Copy word for word the lines of the material from the line with "Bar <box>340 390 361 394</box>" to the line with "Bar <box>243 385 263 394</box>", including both of those lines.
▼
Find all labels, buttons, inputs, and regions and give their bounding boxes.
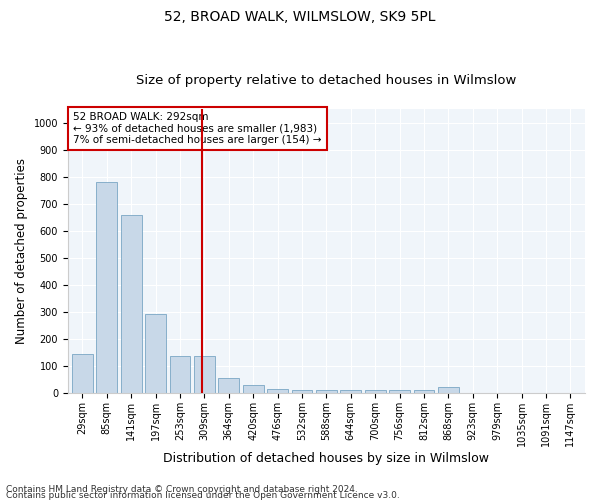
Bar <box>340 390 361 394</box>
Bar <box>413 390 434 394</box>
Text: 52 BROAD WALK: 292sqm
← 93% of detached houses are smaller (1,983)
7% of semi-de: 52 BROAD WALK: 292sqm ← 93% of detached … <box>73 112 322 145</box>
Bar <box>121 216 142 394</box>
Y-axis label: Number of detached properties: Number of detached properties <box>15 158 28 344</box>
Title: Size of property relative to detached houses in Wilmslow: Size of property relative to detached ho… <box>136 74 517 87</box>
Bar <box>267 388 288 394</box>
Bar <box>292 390 313 394</box>
Bar <box>243 385 263 394</box>
Bar <box>438 386 459 394</box>
Bar <box>97 182 117 394</box>
Bar <box>170 356 190 394</box>
Bar <box>365 390 386 394</box>
Bar <box>316 390 337 394</box>
Bar <box>389 390 410 394</box>
Bar <box>145 314 166 394</box>
X-axis label: Distribution of detached houses by size in Wilmslow: Distribution of detached houses by size … <box>163 452 490 465</box>
Text: Contains HM Land Registry data © Crown copyright and database right 2024.: Contains HM Land Registry data © Crown c… <box>6 484 358 494</box>
Bar <box>218 378 239 394</box>
Text: 52, BROAD WALK, WILMSLOW, SK9 5PL: 52, BROAD WALK, WILMSLOW, SK9 5PL <box>164 10 436 24</box>
Bar <box>72 354 93 394</box>
Text: Contains public sector information licensed under the Open Government Licence v3: Contains public sector information licen… <box>6 490 400 500</box>
Bar <box>194 356 215 394</box>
▲
» FULL ANSWER
Bar <box>340 390 361 394</box>
Bar <box>413 390 434 394</box>
Text: 52 BROAD WALK: 292sqm
← 93% of detached houses are smaller (1,983)
7% of semi-de: 52 BROAD WALK: 292sqm ← 93% of detached … <box>73 112 322 145</box>
Bar <box>121 216 142 394</box>
Y-axis label: Number of detached properties: Number of detached properties <box>15 158 28 344</box>
Title: Size of property relative to detached houses in Wilmslow: Size of property relative to detached ho… <box>136 74 517 87</box>
Bar <box>267 388 288 394</box>
Bar <box>292 390 313 394</box>
Bar <box>243 385 263 394</box>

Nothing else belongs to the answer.